[Collected data entries]
• • • •

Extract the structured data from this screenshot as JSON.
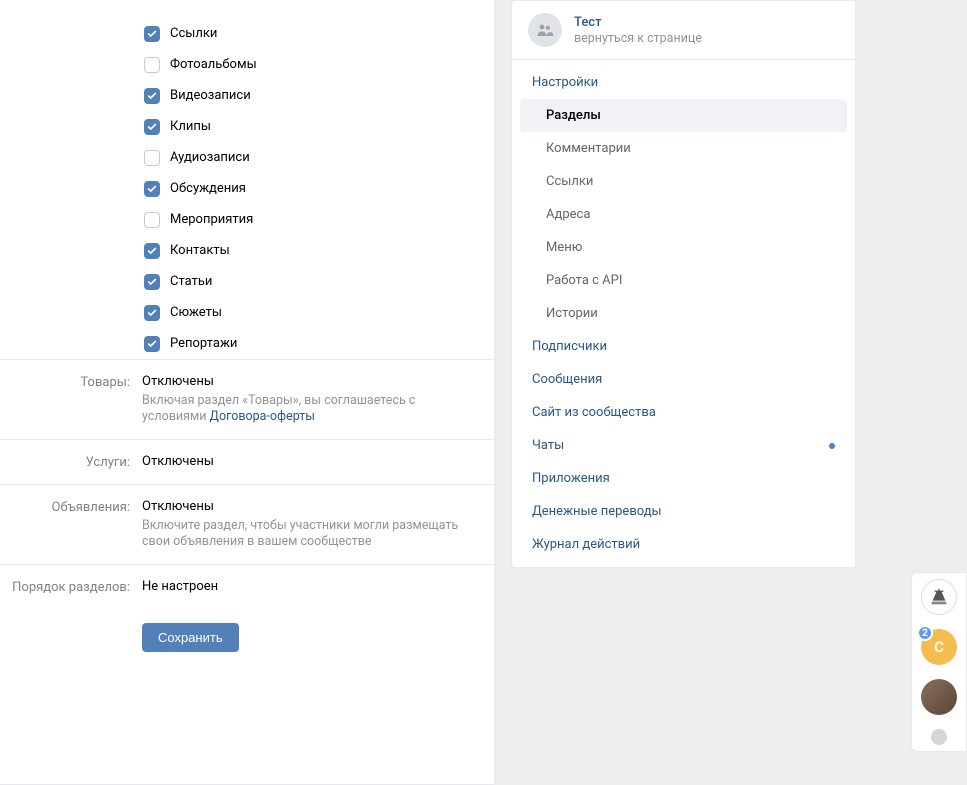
{
  "checkboxes": [
    {
      "label": "Ссылки",
      "checked": true
    },
    {
      "label": "Фотоальбомы",
      "checked": false
    },
    {
      "label": "Видеозаписи",
      "checked": true
    },
    {
      "label": "Клипы",
      "checked": true
    },
    {
      "label": "Аудиозаписи",
      "checked": false
    },
    {
      "label": "Обсуждения",
      "checked": true
    },
    {
      "label": "Мероприятия",
      "checked": false
    },
    {
      "label": "Контакты",
      "checked": true
    },
    {
      "label": "Статьи",
      "checked": true
    },
    {
      "label": "Сюжеты",
      "checked": true
    },
    {
      "label": "Репортажи",
      "checked": true
    }
  ],
  "goods": {
    "label": "Товары:",
    "value": "Отключены",
    "hint_pre": "Включая раздел «Товары», вы соглашаетесь с условиями ",
    "hint_link": "Договора-оферты"
  },
  "services": {
    "label": "Услуги:",
    "value": "Отключены"
  },
  "ads": {
    "label": "Объявления:",
    "value": "Отключены",
    "hint": "Включите раздел, чтобы участники могли размещать свои объявления в вашем сообществе"
  },
  "order": {
    "label": "Порядок разделов:",
    "value": "Не настроен"
  },
  "save_button": "Сохранить",
  "group": {
    "name": "Тест",
    "return": "вернуться к странице"
  },
  "nav": {
    "settings": "Настройки",
    "sections": "Разделы",
    "comments": "Комментарии",
    "links": "Ссылки",
    "addresses": "Адреса",
    "menu": "Меню",
    "api": "Работа с API",
    "stories": "Истории",
    "subscribers": "Подписчики",
    "messages": "Сообщения",
    "site": "Сайт из сообщества",
    "chats": "Чаты",
    "apps": "Приложения",
    "transfers": "Денежные переводы",
    "log": "Журнал действий"
  },
  "float": {
    "badge": "2",
    "letter": "С"
  }
}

• • • •

• [JOB]:
Reproduce all entries exactly. Pictures do not belong in the copy.

• [FULL SOLUTION]:
Extract the structured data from this screenshot as JSON.
{
  "checkboxes": [
    {
      "label": "Ссылки",
      "checked": true
    },
    {
      "label": "Фотоальбомы",
      "checked": false
    },
    {
      "label": "Видеозаписи",
      "checked": true
    },
    {
      "label": "Клипы",
      "checked": true
    },
    {
      "label": "Аудиозаписи",
      "checked": false
    },
    {
      "label": "Обсуждения",
      "checked": true
    },
    {
      "label": "Мероприятия",
      "checked": false
    },
    {
      "label": "Контакты",
      "checked": true
    },
    {
      "label": "Статьи",
      "checked": true
    },
    {
      "label": "Сюжеты",
      "checked": true
    },
    {
      "label": "Репортажи",
      "checked": true
    }
  ],
  "goods": {
    "label": "Товары:",
    "value": "Отключены",
    "hint_pre": "Включая раздел «Товары», вы соглашаетесь с условиями ",
    "hint_link": "Договора-оферты"
  },
  "services": {
    "label": "Услуги:",
    "value": "Отключены"
  },
  "ads": {
    "label": "Объявления:",
    "value": "Отключены",
    "hint": "Включите раздел, чтобы участники могли размещать свои объявления в вашем сообществе"
  },
  "order": {
    "label": "Порядок разделов:",
    "value": "Не настроен"
  },
  "save_button": "Сохранить",
  "group": {
    "name": "Тест",
    "return": "вернуться к странице"
  },
  "nav": {
    "settings": "Настройки",
    "sections": "Разделы",
    "comments": "Комментарии",
    "links": "Ссылки",
    "addresses": "Адреса",
    "menu": "Меню",
    "api": "Работа с API",
    "stories": "Истории",
    "subscribers": "Подписчики",
    "messages": "Сообщения",
    "site": "Сайт из сообщества",
    "chats": "Чаты",
    "apps": "Приложения",
    "transfers": "Денежные переводы",
    "log": "Журнал действий"
  },
  "float": {
    "badge": "2",
    "letter": "С"
  }
}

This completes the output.